Produce an exact copy of all the records.

────────────────

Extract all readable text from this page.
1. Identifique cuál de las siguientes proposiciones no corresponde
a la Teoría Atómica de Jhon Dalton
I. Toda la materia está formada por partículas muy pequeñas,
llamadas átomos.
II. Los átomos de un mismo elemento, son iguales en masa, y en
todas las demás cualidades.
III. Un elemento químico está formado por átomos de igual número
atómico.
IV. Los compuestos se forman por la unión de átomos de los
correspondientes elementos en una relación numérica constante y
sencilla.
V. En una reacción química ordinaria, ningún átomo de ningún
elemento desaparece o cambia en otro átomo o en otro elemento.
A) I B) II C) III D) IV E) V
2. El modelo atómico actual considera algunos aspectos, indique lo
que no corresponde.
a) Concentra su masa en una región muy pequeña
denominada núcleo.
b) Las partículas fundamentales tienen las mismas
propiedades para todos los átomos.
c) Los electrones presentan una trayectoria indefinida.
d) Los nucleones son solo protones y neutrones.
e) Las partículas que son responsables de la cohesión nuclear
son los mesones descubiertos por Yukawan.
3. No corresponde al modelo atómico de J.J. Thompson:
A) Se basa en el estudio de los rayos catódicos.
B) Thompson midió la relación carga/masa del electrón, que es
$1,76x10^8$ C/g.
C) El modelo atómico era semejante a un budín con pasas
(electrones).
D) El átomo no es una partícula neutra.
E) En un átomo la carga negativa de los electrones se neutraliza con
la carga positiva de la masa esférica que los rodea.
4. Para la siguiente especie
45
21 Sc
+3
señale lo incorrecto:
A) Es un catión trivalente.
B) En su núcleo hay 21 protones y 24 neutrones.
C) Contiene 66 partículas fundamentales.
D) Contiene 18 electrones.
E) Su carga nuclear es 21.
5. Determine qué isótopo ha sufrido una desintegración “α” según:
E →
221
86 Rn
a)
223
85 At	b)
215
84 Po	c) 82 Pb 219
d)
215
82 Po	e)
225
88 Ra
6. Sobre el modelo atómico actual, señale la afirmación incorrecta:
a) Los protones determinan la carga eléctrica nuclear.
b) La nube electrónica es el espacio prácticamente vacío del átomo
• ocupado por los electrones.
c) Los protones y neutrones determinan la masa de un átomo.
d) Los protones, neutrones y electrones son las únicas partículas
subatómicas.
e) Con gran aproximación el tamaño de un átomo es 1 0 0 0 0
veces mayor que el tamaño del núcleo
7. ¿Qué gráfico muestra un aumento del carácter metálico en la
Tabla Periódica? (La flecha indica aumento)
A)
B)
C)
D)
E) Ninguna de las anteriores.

────────────────

ANSWER TO THIS TASK.
Extract all readable text from this page.
1. Identifique cuál de las siguientes proposiciones no corresponde
a la Teoría Atómica de Jhon Dalton
I. Toda la materia está formada por partículas muy pequeñas,
llamadas átomos.
II. Los átomos de un mismo elemento, son iguales en masa, y en
todas las demás cualidades.
III. Un elemento químico está formado por átomos de igual número
atómico.
IV. Los compuestos se forman por la unión de átomos de los
correspondientes elementos en una relación numérica constante y
sencilla.
V. En una reacción química ordinaria, ningún átomo de ningún
elemento desaparece o cambia en otro átomo o en otro elemento.
A) I B) II C) III D) IV E) V
2. El modelo atómico actual considera algunos aspectos, indique lo
que no corresponde.
a) Concentra su masa en una región muy pequeña
denominada núcleo.
b) Las partículas fundamentales tienen las mismas
propiedades para todos los átomos.
c) Los electrones presentan una trayectoria indefinida.
d) Los nucleones son solo protones y neutrones.
e) Las partículas que son responsables de la cohesión nuclear
son los mesones descubiertos por Yukawan.
3. No corresponde al modelo atómico de J.J. Thompson:
A) Se basa en el estudio de los rayos catódicos.
B) Thompson midió la relación carga/masa del electrón, que es
$1,76x10^8$ C/g.
C) El modelo atómico era semejante a un budín con pasas
(electrones).
D) El átomo no es una partícula neutra.
E) En un átomo la carga negativa de los electrones se neutraliza con
la carga positiva de la masa esférica que los rodea.
4. Para la siguiente especie
45
21 Sc
+3
señale lo incorrecto:
A) Es un catión trivalente.
B) En su núcleo hay 21 protones y 24 neutrones.
C) Contiene 66 partículas fundamentales.
D) Contiene 18 electrones.
E) Su carga nuclear es 21.
5. Determine qué isótopo ha sufrido una desintegración “α” según:
E →
221
86 Rn
a)
223
85 At	b)
215
84 Po	c) 82 Pb 219
d)
215
82 Po	e)
225
88 Ra
6. Sobre el modelo atómico actual, señale la afirmación incorrecta:
a) Los protones determinan la carga eléctrica nuclear.
b) La nube electrónica es el espacio prácticamente vacío del átomo
• ocupado por los electrones.
c) Los protones y neutrones determinan la masa de un átomo.
d) Los protones, neutrones y electrones son las únicas partículas
subatómicas.
e) Con gran aproximación el tamaño de un átomo es 1 0 0 0 0
veces mayor que el tamaño del núcleo
7. ¿Qué gráfico muestra un aumento del carácter metálico en la
Tabla Periódica? (La flecha indica aumento)
A)
B)
C)
D)
E) Ninguna de las anteriores.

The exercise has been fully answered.